(Data drawn from a collection)
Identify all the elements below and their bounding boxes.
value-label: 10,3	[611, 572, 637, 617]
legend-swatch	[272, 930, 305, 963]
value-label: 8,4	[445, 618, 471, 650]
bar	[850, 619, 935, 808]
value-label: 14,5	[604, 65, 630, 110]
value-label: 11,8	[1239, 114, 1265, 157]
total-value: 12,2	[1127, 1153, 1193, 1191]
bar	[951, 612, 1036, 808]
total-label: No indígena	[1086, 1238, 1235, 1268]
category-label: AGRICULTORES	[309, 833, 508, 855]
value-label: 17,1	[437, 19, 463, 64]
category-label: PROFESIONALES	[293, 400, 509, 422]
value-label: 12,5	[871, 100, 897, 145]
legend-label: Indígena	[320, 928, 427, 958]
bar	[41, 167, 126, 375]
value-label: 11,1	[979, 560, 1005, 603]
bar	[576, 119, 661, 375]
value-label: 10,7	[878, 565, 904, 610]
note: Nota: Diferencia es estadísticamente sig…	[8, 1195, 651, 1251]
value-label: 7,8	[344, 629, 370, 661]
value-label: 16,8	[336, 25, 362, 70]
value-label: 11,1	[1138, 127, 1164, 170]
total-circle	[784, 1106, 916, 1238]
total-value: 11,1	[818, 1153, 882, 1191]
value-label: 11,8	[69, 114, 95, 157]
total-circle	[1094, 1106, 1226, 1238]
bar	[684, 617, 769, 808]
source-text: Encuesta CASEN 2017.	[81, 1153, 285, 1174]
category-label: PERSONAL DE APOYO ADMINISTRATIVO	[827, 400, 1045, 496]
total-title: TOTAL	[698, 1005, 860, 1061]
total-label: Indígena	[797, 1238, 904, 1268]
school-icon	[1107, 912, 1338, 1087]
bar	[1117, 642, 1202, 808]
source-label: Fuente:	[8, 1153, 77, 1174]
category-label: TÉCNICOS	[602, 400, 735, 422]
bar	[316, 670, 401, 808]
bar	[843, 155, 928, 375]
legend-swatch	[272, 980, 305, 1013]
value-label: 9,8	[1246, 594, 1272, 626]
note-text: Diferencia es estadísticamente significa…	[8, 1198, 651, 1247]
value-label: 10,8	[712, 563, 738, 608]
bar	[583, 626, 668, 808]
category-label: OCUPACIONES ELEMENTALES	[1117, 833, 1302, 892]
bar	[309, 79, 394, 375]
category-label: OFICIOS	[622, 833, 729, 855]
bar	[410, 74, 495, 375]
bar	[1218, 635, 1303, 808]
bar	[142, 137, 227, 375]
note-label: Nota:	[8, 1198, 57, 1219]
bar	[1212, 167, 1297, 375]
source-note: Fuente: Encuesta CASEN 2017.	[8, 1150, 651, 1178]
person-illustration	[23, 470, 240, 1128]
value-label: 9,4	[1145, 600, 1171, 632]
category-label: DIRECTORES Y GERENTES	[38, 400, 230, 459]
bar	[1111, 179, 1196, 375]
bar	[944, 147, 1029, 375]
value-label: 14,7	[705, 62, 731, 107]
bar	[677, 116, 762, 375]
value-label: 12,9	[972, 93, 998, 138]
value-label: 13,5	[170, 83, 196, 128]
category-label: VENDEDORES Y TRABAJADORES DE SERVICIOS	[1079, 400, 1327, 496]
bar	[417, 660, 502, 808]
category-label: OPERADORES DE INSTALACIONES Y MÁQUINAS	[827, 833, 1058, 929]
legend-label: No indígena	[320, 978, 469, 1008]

Exercise aim
Please output every line of the records above, unchanged and in their original order.

The reply
Identify all the elements below and their bounding boxes.
value-label: 10,3	[611, 572, 637, 617]
legend-swatch	[272, 930, 305, 963]
value-label: 8,4	[445, 618, 471, 650]
bar	[850, 619, 935, 808]
value-label: 14,5	[604, 65, 630, 110]
value-label: 11,8	[1239, 114, 1265, 157]
total-value: 12,2	[1127, 1153, 1193, 1191]
bar	[951, 612, 1036, 808]
total-label: No indígena	[1086, 1238, 1235, 1268]
category-label: AGRICULTORES	[309, 833, 508, 855]
value-label: 17,1	[437, 19, 463, 64]
category-label: PROFESIONALES	[293, 400, 509, 422]
value-label: 12,5	[871, 100, 897, 145]
legend-label: Indígena	[320, 928, 427, 958]
bar	[41, 167, 126, 375]
value-label: 11,1	[979, 560, 1005, 603]
bar	[576, 119, 661, 375]
value-label: 10,7	[878, 565, 904, 610]
note: Nota: Diferencia es estadísticamente sig…	[8, 1195, 651, 1251]
value-label: 7,8	[344, 629, 370, 661]
value-label: 16,8	[336, 25, 362, 70]
value-label: 11,1	[1138, 127, 1164, 170]
total-circle	[784, 1106, 916, 1238]
total-value: 11,1	[818, 1153, 882, 1191]
value-label: 11,8	[69, 114, 95, 157]
total-circle	[1094, 1106, 1226, 1238]
bar	[684, 617, 769, 808]
source-text: Encuesta CASEN 2017.	[81, 1153, 285, 1174]
category-label: PERSONAL DE APOYO ADMINISTRATIVO	[827, 400, 1045, 496]
total-title: TOTAL	[698, 1005, 860, 1061]
total-label: Indígena	[797, 1238, 904, 1268]
school-icon	[1107, 912, 1338, 1087]
bar	[1117, 642, 1202, 808]
source-label: Fuente:	[8, 1153, 77, 1174]
category-label: TÉCNICOS	[602, 400, 735, 422]
bar	[316, 670, 401, 808]
bar	[843, 155, 928, 375]
legend-swatch	[272, 980, 305, 1013]
value-label: 9,8	[1246, 594, 1272, 626]
note-text: Diferencia es estadísticamente significa…	[8, 1198, 651, 1247]
value-label: 10,8	[712, 563, 738, 608]
bar	[583, 626, 668, 808]
category-label: OCUPACIONES ELEMENTALES	[1117, 833, 1302, 892]
bar	[309, 79, 394, 375]
category-label: OFICIOS	[622, 833, 729, 855]
bar	[410, 74, 495, 375]
bar	[1218, 635, 1303, 808]
bar	[142, 137, 227, 375]
note-label: Nota:	[8, 1198, 57, 1219]
bar	[1212, 167, 1297, 375]
source-note: Fuente: Encuesta CASEN 2017.	[8, 1150, 651, 1178]
person-illustration	[23, 470, 240, 1128]
value-label: 9,4	[1145, 600, 1171, 632]
category-label: DIRECTORES Y GERENTES	[38, 400, 230, 459]
bar	[1111, 179, 1196, 375]
bar	[944, 147, 1029, 375]
value-label: 14,7	[705, 62, 731, 107]
bar	[677, 116, 762, 375]
value-label: 12,9	[972, 93, 998, 138]
value-label: 13,5	[170, 83, 196, 128]
category-label: VENDEDORES Y TRABAJADORES DE SERVICIOS	[1079, 400, 1327, 496]
bar	[417, 660, 502, 808]
category-label: OPERADORES DE INSTALACIONES Y MÁQUINAS	[827, 833, 1058, 929]
legend-label: No indígena	[320, 978, 469, 1008]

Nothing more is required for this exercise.